Text shown:
Finding Your Why
Find your why before your what.
Choosing a home-education philosophy that fits — Charlotte Mason, classical, Montessori, Waldorf, unschooling, project-based — and the questions that help you find your family's approach.
Curriculum is the what. Philosophy is the why.
Most new home-educating families make the same mistake: they start with curriculum. They buy the books, download the workbooks, subscribe to the platform, and try to begin. And most of them hit a wall within weeks — not because the curriculum is wrong, but because they don't yet know what they're trying to do.
Philosophy comes first. Not because it needs to be fixed or permanent — it doesn't. But because without some sense of what you believe about how children learn, and what education is actually for, every curriculum decision becomes arbitrary. And arbitrary decisions are impossible to evaluate, adjust, or defend to yourself on the hard days.
"We tried three curricula in the first year and thought we were doing it wrong. Then we found Charlotte Mason and realised the problem wasn't the curriculum — we'd never asked ourselves what learning was supposed to look like for our daughter."
This guide is not asking you to commit to a philosophy for life. It is asking you to know what you believe well enough to make intentional choices — and to recognise when a choice isn't working and why.
📌 Read this after The Great Reset
If your child has recently left school and is still deschooling, this guide will be more useful once that process has progressed. Trying to find the right educational philosophy for a child who is still decompressing from school is like choosing a running shoe for someone who is still recovering from an injury. The Great Reset guide (F-01) covers deschooling in full.

Data listing:
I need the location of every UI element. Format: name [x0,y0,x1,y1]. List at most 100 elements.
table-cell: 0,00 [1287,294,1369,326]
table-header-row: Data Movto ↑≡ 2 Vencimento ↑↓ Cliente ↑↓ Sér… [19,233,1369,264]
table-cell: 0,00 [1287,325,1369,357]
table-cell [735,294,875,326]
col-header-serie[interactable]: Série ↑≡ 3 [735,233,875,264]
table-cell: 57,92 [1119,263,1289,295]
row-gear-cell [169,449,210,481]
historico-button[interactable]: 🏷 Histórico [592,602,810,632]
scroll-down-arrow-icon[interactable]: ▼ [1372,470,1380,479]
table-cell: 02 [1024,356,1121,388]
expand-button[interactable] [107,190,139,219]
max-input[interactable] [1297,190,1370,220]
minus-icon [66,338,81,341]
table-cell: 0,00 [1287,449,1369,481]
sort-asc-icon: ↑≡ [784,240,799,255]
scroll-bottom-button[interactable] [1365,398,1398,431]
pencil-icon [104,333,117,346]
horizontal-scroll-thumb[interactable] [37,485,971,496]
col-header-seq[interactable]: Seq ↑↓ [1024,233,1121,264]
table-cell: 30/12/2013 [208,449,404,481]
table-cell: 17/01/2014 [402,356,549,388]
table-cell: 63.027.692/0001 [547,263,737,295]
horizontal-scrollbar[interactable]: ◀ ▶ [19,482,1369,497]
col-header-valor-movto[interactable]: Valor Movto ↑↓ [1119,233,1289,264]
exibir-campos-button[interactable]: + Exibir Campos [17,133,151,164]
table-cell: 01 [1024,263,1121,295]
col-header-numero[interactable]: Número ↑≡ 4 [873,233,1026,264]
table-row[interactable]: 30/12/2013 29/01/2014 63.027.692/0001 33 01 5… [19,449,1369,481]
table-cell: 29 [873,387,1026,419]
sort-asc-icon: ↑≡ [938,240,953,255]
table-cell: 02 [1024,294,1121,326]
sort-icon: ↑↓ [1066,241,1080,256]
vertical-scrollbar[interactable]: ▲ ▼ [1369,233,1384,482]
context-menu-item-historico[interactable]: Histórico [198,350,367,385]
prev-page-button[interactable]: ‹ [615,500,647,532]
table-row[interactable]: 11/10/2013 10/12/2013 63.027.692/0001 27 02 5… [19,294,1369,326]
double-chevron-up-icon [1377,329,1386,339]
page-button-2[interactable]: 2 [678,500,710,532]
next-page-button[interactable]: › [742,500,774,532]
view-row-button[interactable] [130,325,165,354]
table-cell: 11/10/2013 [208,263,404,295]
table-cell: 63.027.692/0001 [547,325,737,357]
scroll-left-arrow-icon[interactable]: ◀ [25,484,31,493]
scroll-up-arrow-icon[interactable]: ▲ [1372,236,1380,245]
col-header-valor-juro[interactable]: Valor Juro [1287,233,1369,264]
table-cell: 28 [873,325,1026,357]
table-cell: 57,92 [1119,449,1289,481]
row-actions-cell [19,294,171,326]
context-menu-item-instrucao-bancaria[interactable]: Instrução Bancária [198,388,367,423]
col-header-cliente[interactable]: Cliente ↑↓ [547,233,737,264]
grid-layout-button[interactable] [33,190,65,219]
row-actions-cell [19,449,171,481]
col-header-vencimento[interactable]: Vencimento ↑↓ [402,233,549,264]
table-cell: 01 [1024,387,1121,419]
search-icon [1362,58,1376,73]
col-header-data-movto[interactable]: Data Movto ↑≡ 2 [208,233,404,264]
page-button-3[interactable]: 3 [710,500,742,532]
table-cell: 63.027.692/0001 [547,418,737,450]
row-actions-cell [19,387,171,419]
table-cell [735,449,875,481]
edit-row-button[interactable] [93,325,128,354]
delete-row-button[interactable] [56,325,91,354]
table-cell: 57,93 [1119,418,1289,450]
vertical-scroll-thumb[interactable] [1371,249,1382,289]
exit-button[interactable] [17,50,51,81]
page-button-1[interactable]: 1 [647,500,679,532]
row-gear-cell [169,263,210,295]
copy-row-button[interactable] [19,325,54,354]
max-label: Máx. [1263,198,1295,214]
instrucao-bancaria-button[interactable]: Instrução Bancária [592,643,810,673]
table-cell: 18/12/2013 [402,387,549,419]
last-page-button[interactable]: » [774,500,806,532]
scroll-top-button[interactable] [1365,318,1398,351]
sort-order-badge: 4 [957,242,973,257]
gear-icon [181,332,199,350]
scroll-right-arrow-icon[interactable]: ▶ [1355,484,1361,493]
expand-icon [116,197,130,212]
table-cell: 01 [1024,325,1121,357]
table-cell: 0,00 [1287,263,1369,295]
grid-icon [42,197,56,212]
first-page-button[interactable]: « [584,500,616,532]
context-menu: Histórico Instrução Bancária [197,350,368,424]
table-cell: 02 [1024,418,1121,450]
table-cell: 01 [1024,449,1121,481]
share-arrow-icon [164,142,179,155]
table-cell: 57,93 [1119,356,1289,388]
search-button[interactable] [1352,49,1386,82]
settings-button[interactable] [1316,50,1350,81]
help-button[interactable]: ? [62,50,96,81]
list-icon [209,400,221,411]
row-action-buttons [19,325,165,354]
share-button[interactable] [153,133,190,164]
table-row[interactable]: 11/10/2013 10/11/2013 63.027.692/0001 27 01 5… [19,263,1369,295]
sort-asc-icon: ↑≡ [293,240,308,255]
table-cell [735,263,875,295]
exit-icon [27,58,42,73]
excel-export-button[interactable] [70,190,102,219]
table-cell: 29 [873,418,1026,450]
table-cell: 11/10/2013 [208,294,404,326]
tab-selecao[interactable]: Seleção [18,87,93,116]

To-do list:
**a.** Please translate this sentence from the home-education philosophy guide into Spanish: "This guide is not asking you to commit to a philosophy for life."
**b.** Write the next few paragraphs of the home-education philosophy guide, picking up after its final sentence.

Final answers:
**a.** Esta guía no te pide que te comprometas con una filosofía para toda la vida.

**b.**
There are six established educational philosophies that the majority of home-educating families draw from — and one that most of them actually practise, which is a blend of all of them. Each is described honestly below: what it is, what it looks like day to day, and who it tends to suit.
Six approaches. Honestly described.
These are not competing ideologies — they are different answers to the same question: what does it mean to educate a child well? Most of them overlap significantly in practice. The point is not to pick one and police yourself against the others. The point is to understand what each one values, so you can borrow from the right places.
Philosophy 01
Charlotte Mason
"Education is an atmosphere, a discipline, a life."
Charlotte Mason was a Victorian educator who believed children are born persons — not empty vessels to be filled. Her method centres on living books (real literature, not textbooks), nature study, short lessons with high attention, narration (the child tells back what they've learned), and handicrafts. The atmosphere of learning — beautiful, calm, rich in ideas — matters as much as the content.
The Charlotte Mason approach is highly structured in sequence but light in feel. It is not workbooks. It is long walks, beautiful books, nature journals, and conversations with real authors and thinkers through their writing.
Tends to suit families who
- Want structure but hate the feel of school
- Love literature, nature, and ideas
- Have children who are imaginative and verbally strong
- Want a coherent, tested framework to follow
Philosophy 02
Classical
Teach children to think, not what to think.
Classical education is based on the trivium — grammar (the stage of knowledge and facts, roughly ages 5–11), logic (the stage of reasoning and argument, roughly 11–14), and rhetoric (the stage of expression and application, 14+). It emphasises the great works of Western thought, Latin (in traditional versions), formal logic, and the ability to construct and evaluate arguments. It is academically rigorous and demanding — and produces children who can genuinely think.
The classical approach requires a parent who is comfortable with or willing to learn alongside their child in subjects like logic, Latin, and rhetoric. It is not a passive method.
Tends to suit families who
- Value academic rigour and formal argument
- Want to pass on the Western intellectual tradition
- Have children who are analytical and enjoy debate
- Are willing to be learners themselves
Philosophy 03
Montessori
Follow the child.
Developed by Maria Montessori in early twentieth-century Rome, this approach centres on the prepared environment, self-directed activity, and hands-on learning materials. Montessori observed that children have "sensitive periods" — windows of intense interest in particular skills or subjects — and that learning is most effective when it follows those windows rather than an externally imposed sequence. The role of the adult is to prepare the environment and observe, not to teach directly.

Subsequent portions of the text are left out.